**GOAL OF THE EXERCISE:**
Copy out verbatim every line of the records from the line with "Localize each UI" to the line with "section-label-general: GENERAL: [17, 474, 70, 483]", both lines included.

**MATERIAL PROVIDED:**
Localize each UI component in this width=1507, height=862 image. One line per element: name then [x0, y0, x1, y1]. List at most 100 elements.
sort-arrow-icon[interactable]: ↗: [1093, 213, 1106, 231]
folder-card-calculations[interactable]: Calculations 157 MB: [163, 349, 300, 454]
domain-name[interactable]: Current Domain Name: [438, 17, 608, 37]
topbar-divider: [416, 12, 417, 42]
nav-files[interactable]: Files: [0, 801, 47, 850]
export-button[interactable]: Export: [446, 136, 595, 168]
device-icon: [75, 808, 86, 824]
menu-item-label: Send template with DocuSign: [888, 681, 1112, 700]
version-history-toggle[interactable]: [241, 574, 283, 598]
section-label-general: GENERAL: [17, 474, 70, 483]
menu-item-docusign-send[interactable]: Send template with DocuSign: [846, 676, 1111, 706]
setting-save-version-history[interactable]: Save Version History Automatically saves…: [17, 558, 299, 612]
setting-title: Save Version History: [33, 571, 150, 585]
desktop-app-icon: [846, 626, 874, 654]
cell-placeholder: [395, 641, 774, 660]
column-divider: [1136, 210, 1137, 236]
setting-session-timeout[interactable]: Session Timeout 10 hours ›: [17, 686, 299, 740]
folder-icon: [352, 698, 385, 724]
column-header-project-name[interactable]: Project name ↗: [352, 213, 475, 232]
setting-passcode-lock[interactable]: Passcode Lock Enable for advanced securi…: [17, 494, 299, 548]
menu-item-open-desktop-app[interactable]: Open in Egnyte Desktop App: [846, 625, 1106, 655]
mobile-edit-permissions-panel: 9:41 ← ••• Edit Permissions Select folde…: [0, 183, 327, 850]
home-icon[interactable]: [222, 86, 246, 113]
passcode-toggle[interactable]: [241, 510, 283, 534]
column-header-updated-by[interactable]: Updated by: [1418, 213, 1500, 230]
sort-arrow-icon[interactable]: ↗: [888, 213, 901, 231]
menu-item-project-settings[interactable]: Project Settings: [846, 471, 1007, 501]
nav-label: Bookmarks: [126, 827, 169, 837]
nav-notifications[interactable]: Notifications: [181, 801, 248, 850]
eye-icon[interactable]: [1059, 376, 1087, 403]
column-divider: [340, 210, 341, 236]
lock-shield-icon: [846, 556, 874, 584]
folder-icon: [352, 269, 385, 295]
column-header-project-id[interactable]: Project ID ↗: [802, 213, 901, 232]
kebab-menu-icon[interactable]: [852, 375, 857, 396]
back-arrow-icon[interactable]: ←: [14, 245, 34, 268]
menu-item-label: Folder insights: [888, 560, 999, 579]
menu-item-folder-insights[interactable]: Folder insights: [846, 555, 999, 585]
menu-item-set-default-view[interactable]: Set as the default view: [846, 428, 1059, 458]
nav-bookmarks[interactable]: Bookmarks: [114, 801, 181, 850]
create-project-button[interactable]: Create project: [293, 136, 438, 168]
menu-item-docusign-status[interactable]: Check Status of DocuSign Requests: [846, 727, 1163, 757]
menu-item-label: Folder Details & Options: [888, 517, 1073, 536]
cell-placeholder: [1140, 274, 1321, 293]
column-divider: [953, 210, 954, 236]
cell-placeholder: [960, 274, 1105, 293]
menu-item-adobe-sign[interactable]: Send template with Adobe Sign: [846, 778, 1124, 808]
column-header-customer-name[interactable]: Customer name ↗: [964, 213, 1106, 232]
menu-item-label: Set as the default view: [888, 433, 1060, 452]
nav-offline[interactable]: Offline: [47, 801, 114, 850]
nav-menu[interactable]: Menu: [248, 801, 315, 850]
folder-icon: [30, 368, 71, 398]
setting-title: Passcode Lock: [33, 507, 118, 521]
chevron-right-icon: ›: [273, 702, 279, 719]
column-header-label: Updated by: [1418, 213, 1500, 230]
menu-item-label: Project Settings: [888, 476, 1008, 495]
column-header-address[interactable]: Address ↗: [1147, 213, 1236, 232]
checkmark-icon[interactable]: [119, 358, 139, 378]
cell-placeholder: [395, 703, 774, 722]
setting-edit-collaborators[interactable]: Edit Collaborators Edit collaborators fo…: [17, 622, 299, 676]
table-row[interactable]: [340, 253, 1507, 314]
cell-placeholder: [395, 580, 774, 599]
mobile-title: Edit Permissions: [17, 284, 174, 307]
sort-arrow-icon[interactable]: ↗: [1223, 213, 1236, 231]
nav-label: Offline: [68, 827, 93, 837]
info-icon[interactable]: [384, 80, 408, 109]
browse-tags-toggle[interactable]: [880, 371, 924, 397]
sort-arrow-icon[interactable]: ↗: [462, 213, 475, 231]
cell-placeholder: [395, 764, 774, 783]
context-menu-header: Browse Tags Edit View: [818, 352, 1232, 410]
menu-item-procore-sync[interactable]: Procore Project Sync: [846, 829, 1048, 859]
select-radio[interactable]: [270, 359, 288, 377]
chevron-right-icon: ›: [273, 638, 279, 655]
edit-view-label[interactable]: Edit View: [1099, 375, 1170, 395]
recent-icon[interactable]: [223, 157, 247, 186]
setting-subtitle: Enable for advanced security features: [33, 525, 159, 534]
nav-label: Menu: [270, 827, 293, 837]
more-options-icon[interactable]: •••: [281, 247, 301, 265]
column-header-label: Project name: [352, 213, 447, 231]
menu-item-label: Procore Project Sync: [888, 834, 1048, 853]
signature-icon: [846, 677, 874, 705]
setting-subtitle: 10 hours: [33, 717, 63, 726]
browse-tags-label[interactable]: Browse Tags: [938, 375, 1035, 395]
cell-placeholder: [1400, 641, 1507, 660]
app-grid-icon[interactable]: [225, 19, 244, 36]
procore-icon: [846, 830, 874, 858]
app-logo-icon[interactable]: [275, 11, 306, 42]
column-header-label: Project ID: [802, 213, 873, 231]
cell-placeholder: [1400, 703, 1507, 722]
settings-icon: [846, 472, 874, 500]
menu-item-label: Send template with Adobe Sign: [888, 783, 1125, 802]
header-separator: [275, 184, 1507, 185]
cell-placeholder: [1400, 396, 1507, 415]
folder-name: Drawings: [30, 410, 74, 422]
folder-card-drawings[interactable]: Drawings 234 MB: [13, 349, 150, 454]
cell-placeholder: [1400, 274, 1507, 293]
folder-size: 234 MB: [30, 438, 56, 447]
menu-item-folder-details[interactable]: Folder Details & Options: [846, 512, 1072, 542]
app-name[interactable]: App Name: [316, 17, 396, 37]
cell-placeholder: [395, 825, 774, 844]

==

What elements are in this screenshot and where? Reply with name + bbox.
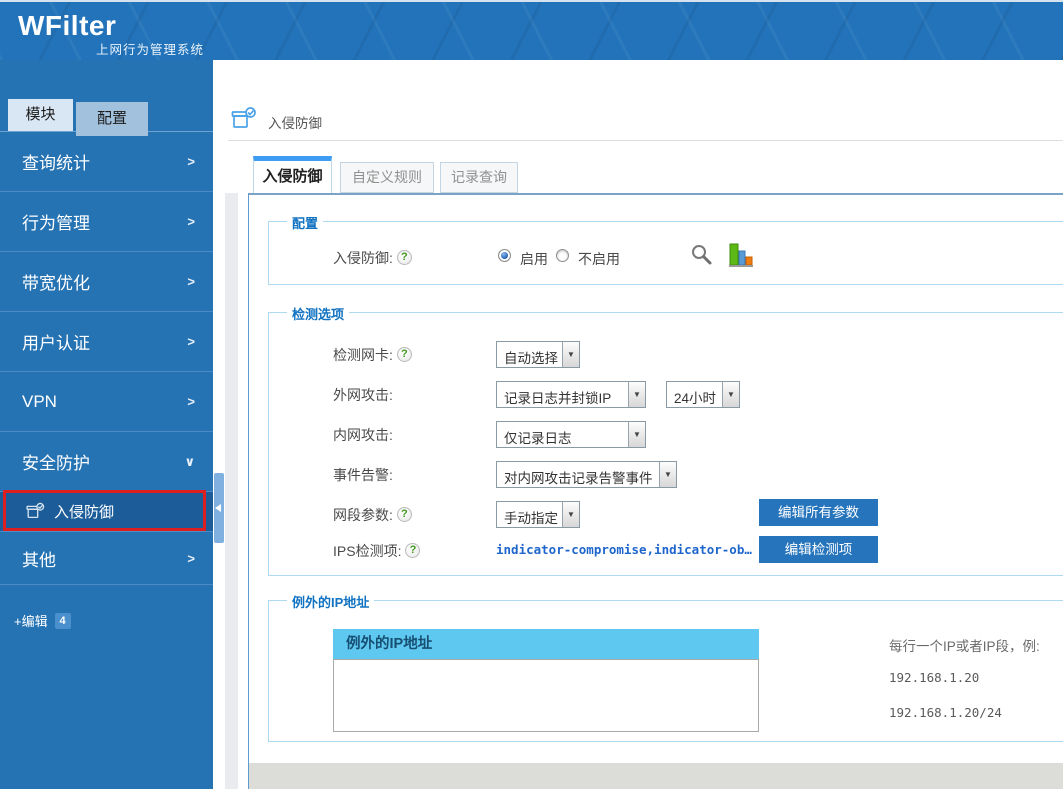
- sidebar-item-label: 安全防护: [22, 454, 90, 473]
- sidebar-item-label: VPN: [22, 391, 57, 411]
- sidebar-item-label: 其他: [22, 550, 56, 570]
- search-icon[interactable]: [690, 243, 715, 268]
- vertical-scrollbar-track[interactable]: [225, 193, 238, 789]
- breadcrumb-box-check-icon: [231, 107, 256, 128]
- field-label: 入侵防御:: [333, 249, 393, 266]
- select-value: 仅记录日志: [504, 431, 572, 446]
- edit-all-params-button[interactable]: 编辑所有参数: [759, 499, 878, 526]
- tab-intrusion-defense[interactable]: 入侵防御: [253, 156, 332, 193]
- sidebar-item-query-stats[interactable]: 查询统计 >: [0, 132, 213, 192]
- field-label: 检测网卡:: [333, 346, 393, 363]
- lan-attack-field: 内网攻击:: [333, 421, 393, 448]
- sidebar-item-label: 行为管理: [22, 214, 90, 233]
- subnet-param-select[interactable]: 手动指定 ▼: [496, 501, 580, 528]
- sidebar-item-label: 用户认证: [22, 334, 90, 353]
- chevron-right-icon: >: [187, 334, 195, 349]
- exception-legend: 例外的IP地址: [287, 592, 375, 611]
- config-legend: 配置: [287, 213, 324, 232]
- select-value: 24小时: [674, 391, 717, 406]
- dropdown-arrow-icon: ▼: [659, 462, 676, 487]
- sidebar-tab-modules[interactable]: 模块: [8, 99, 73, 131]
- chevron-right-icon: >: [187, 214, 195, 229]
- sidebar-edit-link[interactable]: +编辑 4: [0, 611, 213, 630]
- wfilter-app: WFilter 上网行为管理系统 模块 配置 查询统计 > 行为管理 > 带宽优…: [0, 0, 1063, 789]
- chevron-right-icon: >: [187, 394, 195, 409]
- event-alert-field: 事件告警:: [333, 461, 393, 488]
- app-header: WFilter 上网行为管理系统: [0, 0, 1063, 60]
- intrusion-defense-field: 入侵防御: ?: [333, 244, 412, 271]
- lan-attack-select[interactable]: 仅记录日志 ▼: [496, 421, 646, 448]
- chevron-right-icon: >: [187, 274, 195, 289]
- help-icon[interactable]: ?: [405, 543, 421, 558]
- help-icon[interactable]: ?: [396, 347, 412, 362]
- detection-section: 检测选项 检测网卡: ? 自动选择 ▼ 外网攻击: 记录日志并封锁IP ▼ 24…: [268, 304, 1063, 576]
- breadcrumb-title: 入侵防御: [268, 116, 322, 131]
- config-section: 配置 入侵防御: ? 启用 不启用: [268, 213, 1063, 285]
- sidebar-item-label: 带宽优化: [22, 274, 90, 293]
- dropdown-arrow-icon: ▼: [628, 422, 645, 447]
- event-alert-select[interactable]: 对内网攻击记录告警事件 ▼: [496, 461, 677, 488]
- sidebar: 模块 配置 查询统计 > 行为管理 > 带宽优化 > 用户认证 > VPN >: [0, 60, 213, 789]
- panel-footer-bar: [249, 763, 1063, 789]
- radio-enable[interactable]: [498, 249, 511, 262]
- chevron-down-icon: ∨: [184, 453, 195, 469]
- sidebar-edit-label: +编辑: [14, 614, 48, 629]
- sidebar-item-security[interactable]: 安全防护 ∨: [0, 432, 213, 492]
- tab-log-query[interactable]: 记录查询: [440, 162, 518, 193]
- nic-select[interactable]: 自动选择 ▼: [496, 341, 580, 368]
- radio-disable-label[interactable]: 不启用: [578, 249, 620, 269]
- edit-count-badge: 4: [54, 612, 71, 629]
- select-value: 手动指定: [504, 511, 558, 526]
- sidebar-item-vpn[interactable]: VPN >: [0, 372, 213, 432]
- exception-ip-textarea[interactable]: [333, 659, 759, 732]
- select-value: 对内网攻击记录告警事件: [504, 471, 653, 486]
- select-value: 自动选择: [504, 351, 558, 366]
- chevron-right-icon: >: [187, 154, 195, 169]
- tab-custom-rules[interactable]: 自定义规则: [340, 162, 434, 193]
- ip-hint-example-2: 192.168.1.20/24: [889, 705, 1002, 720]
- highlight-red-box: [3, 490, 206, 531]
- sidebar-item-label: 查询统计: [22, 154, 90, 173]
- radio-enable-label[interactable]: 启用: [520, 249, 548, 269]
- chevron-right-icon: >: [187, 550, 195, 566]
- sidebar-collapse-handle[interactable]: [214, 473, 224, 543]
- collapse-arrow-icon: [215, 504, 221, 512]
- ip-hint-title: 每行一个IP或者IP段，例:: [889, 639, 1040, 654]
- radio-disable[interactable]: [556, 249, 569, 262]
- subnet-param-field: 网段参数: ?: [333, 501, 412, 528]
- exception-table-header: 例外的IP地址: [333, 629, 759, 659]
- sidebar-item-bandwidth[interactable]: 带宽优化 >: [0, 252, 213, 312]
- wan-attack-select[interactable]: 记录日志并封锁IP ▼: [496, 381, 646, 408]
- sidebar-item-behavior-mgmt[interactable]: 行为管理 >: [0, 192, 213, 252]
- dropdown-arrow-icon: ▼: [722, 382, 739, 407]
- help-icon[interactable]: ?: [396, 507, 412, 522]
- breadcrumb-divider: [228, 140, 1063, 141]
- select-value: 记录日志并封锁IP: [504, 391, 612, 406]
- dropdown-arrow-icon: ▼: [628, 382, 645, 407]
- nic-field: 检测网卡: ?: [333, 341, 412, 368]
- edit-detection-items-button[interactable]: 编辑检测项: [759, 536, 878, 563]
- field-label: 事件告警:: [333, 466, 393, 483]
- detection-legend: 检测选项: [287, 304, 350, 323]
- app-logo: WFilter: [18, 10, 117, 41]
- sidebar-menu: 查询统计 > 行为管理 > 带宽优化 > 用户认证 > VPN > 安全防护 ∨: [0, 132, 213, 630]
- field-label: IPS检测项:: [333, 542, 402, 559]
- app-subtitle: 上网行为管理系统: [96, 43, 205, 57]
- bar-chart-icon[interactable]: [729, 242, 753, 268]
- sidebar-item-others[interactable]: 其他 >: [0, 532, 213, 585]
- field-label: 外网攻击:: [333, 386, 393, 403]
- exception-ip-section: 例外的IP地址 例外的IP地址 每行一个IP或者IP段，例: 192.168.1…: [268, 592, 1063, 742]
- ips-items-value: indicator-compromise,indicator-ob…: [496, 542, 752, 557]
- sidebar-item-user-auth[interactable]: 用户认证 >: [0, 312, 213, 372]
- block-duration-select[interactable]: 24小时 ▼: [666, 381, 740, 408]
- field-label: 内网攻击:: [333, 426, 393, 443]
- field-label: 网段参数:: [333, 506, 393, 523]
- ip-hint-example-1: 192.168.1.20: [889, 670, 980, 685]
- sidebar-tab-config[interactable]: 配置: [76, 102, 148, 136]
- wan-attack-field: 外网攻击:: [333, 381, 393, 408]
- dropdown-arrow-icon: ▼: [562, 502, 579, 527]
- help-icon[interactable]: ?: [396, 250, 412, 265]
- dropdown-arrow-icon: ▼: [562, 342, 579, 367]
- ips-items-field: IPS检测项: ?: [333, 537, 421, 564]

**EXPECTED ANSWER:**
Localize each UI component in this width=1507, height=862 image. One line per element: name then [x0, y0, x1, y1]. List at most 100 elements.
sort-arrow-icon[interactable]: ↗: [1093, 213, 1106, 231]
folder-card-calculations[interactable]: Calculations 157 MB: [163, 349, 300, 454]
domain-name[interactable]: Current Domain Name: [438, 17, 608, 37]
topbar-divider: [416, 12, 417, 42]
nav-files[interactable]: Files: [0, 801, 47, 850]
export-button[interactable]: Export: [446, 136, 595, 168]
device-icon: [75, 808, 86, 824]
menu-item-label: Send template with DocuSign: [888, 681, 1112, 700]
version-history-toggle[interactable]: [241, 574, 283, 598]
section-label-general: GENERAL: [17, 474, 70, 483]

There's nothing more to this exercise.